Quote the items below line for line, leaving out the pictures.

**** DATA FOR PROCESSING

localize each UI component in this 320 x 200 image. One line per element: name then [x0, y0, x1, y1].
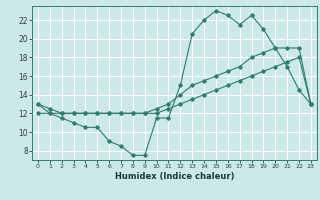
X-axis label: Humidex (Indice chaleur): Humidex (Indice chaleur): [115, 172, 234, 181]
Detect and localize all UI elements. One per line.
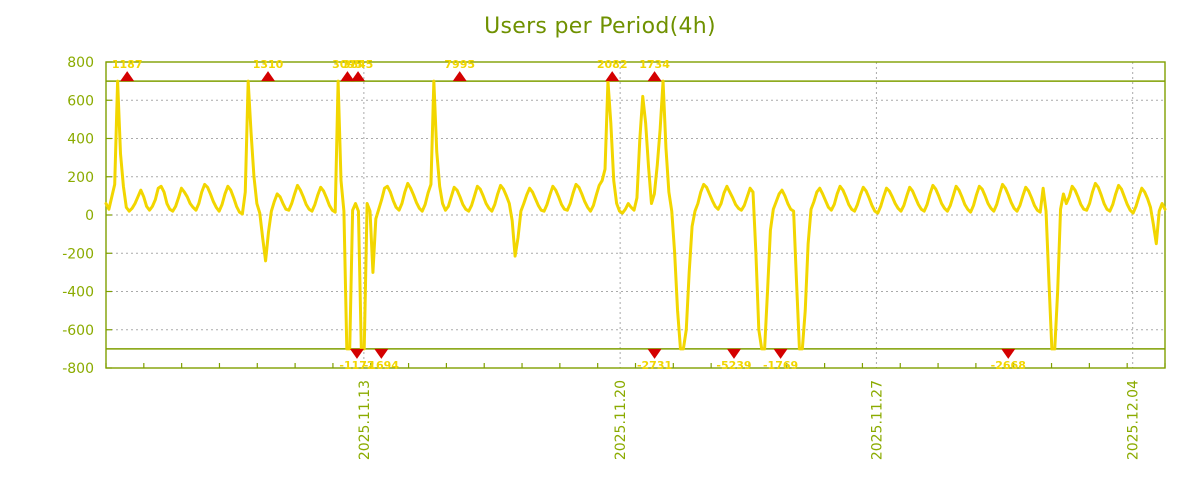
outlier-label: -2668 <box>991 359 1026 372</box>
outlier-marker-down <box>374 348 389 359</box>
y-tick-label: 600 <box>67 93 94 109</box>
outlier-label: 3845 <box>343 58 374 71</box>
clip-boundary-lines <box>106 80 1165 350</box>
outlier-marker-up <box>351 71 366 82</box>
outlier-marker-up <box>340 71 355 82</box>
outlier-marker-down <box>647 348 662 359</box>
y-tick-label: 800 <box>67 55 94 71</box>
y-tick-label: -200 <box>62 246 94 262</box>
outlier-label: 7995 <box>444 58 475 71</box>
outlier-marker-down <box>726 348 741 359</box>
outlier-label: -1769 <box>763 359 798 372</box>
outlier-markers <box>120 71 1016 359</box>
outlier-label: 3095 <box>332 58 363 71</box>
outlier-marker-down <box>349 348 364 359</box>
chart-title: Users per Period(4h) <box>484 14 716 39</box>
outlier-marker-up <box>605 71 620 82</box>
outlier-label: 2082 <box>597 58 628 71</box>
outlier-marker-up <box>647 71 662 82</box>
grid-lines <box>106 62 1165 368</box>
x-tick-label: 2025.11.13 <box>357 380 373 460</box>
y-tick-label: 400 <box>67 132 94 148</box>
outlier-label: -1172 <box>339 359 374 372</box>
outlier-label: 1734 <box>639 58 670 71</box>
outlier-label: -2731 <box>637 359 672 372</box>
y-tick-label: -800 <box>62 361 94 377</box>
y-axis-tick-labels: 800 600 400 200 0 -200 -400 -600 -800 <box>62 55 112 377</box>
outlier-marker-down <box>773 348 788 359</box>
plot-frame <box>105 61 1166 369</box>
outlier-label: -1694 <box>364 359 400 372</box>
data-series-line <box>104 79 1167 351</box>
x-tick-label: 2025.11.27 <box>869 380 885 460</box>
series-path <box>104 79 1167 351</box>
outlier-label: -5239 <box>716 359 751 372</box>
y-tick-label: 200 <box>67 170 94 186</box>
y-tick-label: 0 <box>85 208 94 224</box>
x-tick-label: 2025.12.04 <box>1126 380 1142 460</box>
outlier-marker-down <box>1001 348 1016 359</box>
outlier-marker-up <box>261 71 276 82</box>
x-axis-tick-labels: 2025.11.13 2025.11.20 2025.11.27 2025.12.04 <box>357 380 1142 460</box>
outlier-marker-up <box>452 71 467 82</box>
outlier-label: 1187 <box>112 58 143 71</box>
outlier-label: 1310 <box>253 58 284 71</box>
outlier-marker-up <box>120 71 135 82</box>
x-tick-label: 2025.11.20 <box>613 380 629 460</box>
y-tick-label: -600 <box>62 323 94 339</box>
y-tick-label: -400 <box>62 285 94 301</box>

********

**EXPECTED ANSWER:**
localize each UI component in this 320 x 200 image. One line per element: name then [x0, y0, x1, y1].
X-axis label: Humidex (Indice chaleur): Humidex (Indice chaleur): [115, 172, 234, 181]
Detect and localize all UI elements. One per line.
outlier-label: -2668 <box>991 359 1026 372</box>
outlier-marker-down <box>374 348 389 359</box>
y-tick-label: 600 <box>67 93 94 109</box>
outlier-label: 3845 <box>343 58 374 71</box>
clip-boundary-lines <box>106 80 1165 350</box>
outlier-marker-up <box>351 71 366 82</box>
outlier-marker-up <box>340 71 355 82</box>
outlier-marker-down <box>647 348 662 359</box>
y-tick-label: 800 <box>67 55 94 71</box>
y-tick-label: -200 <box>62 246 94 262</box>
outlier-label: 7995 <box>444 58 475 71</box>
outlier-marker-down <box>726 348 741 359</box>
outlier-label: -1769 <box>763 359 798 372</box>
outlier-markers <box>120 71 1016 359</box>
outlier-label: 3095 <box>332 58 363 71</box>
outlier-marker-down <box>349 348 364 359</box>
chart-title: Users per Period(4h) <box>484 14 716 39</box>
outlier-marker-up <box>605 71 620 82</box>
outlier-label: 2082 <box>597 58 628 71</box>
outlier-marker-up <box>647 71 662 82</box>
grid-lines <box>106 62 1165 368</box>
x-tick-label: 2025.11.13 <box>357 380 373 460</box>
y-tick-label: 400 <box>67 132 94 148</box>
outlier-label: -1172 <box>339 359 374 372</box>
outlier-label: 1734 <box>639 58 670 71</box>
outlier-label: -2731 <box>637 359 672 372</box>
y-tick-label: -800 <box>62 361 94 377</box>
y-axis-tick-labels: 800 600 400 200 0 -200 -400 -600 -800 <box>62 55 112 377</box>
outlier-marker-down <box>773 348 788 359</box>
plot-frame <box>105 61 1166 369</box>
outlier-label: -1694 <box>364 359 400 372</box>
data-series-line <box>104 79 1167 351</box>
x-tick-label: 2025.11.27 <box>869 380 885 460</box>
series-path <box>104 79 1167 351</box>
outlier-label: -5239 <box>716 359 751 372</box>
y-tick-label: 200 <box>67 170 94 186</box>
y-tick-label: 0 <box>85 208 94 224</box>
x-tick-label: 2025.12.04 <box>1126 380 1142 460</box>
outlier-marker-down <box>1001 348 1016 359</box>
outlier-marker-up <box>261 71 276 82</box>
x-axis-tick-labels: 2025.11.13 2025.11.20 2025.11.27 2025.12.04 <box>357 380 1142 460</box>
outlier-marker-up <box>452 71 467 82</box>
outlier-label: 1187 <box>112 58 143 71</box>
outlier-label: 1310 <box>253 58 284 71</box>
outlier-marker-up <box>120 71 135 82</box>
x-tick-label: 2025.11.20 <box>613 380 629 460</box>
y-tick-label: -600 <box>62 323 94 339</box>
y-tick-label: -400 <box>62 285 94 301</box>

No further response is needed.